## ACTIVITY:
Your reply should consist of the listing, copied exactly.

## MATERIAL PROVIDED:

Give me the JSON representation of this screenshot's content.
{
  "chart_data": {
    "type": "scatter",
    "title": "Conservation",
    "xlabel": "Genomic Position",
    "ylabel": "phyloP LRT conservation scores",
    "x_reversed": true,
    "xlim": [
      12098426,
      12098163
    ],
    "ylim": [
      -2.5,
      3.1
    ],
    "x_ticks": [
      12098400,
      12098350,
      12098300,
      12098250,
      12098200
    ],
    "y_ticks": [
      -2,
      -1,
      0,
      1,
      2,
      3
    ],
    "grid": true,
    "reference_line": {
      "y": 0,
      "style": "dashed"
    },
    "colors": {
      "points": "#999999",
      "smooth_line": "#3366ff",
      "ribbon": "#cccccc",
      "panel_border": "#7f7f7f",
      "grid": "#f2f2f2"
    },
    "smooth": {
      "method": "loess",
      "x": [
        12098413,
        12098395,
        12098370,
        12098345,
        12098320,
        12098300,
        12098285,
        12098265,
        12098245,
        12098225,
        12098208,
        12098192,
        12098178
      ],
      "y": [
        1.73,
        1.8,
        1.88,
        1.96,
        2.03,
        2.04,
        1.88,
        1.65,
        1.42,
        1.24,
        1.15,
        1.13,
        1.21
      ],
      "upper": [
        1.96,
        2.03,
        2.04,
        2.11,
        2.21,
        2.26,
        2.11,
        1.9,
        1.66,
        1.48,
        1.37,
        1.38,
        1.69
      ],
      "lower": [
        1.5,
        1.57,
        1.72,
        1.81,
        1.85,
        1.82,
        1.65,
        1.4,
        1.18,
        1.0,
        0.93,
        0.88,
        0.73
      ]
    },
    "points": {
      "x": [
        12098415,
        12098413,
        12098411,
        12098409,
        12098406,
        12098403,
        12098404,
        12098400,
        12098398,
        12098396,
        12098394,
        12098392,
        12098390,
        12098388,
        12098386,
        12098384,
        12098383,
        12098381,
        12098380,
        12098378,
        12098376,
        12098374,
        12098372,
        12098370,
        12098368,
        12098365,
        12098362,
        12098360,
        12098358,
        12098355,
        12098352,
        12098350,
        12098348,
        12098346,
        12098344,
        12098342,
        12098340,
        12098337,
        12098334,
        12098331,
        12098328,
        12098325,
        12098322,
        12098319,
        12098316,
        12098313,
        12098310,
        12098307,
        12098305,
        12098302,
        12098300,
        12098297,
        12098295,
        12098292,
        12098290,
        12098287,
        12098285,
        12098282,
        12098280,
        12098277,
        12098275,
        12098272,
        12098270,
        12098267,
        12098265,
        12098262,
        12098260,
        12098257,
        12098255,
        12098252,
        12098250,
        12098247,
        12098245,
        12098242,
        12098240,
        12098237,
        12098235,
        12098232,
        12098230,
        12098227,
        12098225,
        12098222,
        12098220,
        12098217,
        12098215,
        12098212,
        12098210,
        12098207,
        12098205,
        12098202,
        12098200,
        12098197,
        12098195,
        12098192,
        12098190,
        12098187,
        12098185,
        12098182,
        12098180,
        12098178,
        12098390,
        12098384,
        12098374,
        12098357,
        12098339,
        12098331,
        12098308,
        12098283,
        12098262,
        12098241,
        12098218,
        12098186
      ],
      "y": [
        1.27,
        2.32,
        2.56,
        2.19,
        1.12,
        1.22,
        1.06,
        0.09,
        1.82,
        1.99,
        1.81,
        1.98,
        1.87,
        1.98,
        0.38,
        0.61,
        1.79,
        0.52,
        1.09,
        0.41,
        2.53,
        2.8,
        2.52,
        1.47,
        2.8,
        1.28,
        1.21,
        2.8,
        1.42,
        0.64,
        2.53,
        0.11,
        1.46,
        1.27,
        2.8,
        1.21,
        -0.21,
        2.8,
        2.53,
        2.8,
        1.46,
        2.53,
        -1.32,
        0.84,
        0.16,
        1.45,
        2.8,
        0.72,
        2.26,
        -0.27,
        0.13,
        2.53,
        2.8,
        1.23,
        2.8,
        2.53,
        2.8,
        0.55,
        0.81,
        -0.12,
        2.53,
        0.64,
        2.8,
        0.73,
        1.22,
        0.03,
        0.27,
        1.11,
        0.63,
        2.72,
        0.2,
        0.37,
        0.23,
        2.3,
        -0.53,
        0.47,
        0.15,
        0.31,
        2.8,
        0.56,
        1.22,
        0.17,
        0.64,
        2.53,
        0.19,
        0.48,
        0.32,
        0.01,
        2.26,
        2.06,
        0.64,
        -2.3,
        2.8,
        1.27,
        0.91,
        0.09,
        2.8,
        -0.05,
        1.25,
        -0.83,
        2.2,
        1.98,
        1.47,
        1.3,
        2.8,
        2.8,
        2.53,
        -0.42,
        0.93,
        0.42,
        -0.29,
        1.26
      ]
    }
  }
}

## EXERCISE OUTPUT:
Give me the JSON representation of this screenshot's content.
{
  "chart_data": {
    "type": "scatter",
    "title": "Conservation",
    "xlabel": "Genomic Position",
    "ylabel": "phyloP LRT conservation scores",
    "x_reversed": true,
    "xlim": [
      12098426,
      12098163
    ],
    "ylim": [
      -2.5,
      3.1
    ],
    "x_ticks": [
      12098400,
      12098350,
      12098300,
      12098250,
      12098200
    ],
    "y_ticks": [
      -2,
      -1,
      0,
      1,
      2,
      3
    ],
    "grid": true,
    "reference_line": {
      "y": 0,
      "style": "dashed"
    },
    "colors": {
      "points": "#999999",
      "smooth_line": "#3366ff",
      "ribbon": "#cccccc",
      "panel_border": "#7f7f7f",
      "grid": "#f2f2f2"
    },
    "smooth": {
      "method": "loess",
      "x": [
        12098413,
        12098395,
        12098370,
        12098345,
        12098320,
        12098300,
        12098285,
        12098265,
        12098245,
        12098225,
        12098208,
        12098192,
        12098178
      ],
      "y": [
        1.73,
        1.8,
        1.88,
        1.96,
        2.03,
        2.04,
        1.88,
        1.65,
        1.42,
        1.24,
        1.15,
        1.13,
        1.21
      ],
      "upper": [
        1.96,
        2.03,
        2.04,
        2.11,
        2.21,
        2.26,
        2.11,
        1.9,
        1.66,
        1.48,
        1.37,
        1.38,
        1.69
      ],
      "lower": [
        1.5,
        1.57,
        1.72,
        1.81,
        1.85,
        1.82,
        1.65,
        1.4,
        1.18,
        1.0,
        0.93,
        0.88,
        0.73
      ]
    },
    "points": {
      "x": [
        12098415,
        12098413,
        12098411,
        12098409,
        12098406,
        12098403,
        12098404,
        12098400,
        12098398,
        12098396,
        12098394,
        12098392,
        12098390,
        12098388,
        12098386,
        12098384,
        12098383,
        12098381,
        12098380,
        12098378,
        12098376,
        12098374,
        12098372,
        12098370,
        12098368,
        12098365,
        12098362,
        12098360,
        12098358,
        12098355,
        12098352,
        12098350,
        12098348,
        12098346,
        12098344,
        12098342,
        12098340,
        12098337,
        12098334,
        12098331,
        12098328,
        12098325,
        12098322,
        12098319,
        12098316,
        12098313,
        12098310,
        12098307,
        12098305,
        12098302,
        12098300,
        12098297,
        12098295,
        12098292,
        12098290,
        12098287,
        12098285,
        12098282,
        12098280,
        12098277,
        12098275,
        12098272,
        12098270,
        12098267,
        12098265,
        12098262,
        12098260,
        12098257,
        12098255,
        12098252,
        12098250,
        12098247,
        12098245,
        12098242,
        12098240,
        12098237,
        12098235,
        12098232,
        12098230,
        12098227,
        12098225,
        12098222,
        12098220,
        12098217,
        12098215,
        12098212,
        12098210,
        12098207,
        12098205,
        12098202,
        12098200,
        12098197,
        12098195,
        12098192,
        12098190,
        12098187,
        12098185,
        12098182,
        12098180,
        12098178,
        12098390,
        12098384,
        12098374,
        12098357,
        12098339,
        12098331,
        12098308,
        12098283,
        12098262,
        12098241,
        12098218,
        12098186
      ],
      "y": [
        1.27,
        2.32,
        2.56,
        2.19,
        1.12,
        1.22,
        1.06,
        0.09,
        1.82,
        1.99,
        1.81,
        1.98,
        1.87,
        1.98,
        0.38,
        0.61,
        1.79,
        0.52,
        1.09,
        0.41,
        2.53,
        2.8,
        2.52,
        1.47,
        2.8,
        1.28,
        1.21,
        2.8,
        1.42,
        0.64,
        2.53,
        0.11,
        1.46,
        1.27,
        2.8,
        1.21,
        -0.21,
        2.8,
        2.53,
        2.8,
        1.46,
        2.53,
        -1.32,
        0.84,
        0.16,
        1.45,
        2.8,
        0.72,
        2.26,
        -0.27,
        0.13,
        2.53,
        2.8,
        1.23,
        2.8,
        2.53,
        2.8,
        0.55,
        0.81,
        -0.12,
        2.53,
        0.64,
        2.8,
        0.73,
        1.22,
        0.03,
        0.27,
        1.11,
        0.63,
        2.72,
        0.2,
        0.37,
        0.23,
        2.3,
        -0.53,
        0.47,
        0.15,
        0.31,
        2.8,
        0.56,
        1.22,
        0.17,
        0.64,
        2.53,
        0.19,
        0.48,
        0.32,
        0.01,
        2.26,
        2.06,
        0.64,
        -2.3,
        2.8,
        1.27,
        0.91,
        0.09,
        2.8,
        -0.05,
        1.25,
        -0.83,
        2.2,
        1.98,
        1.47,
        1.3,
        2.8,
        2.8,
        2.53,
        -0.42,
        0.93,
        0.42,
        -0.29,
        1.26
      ]
    }
  }
}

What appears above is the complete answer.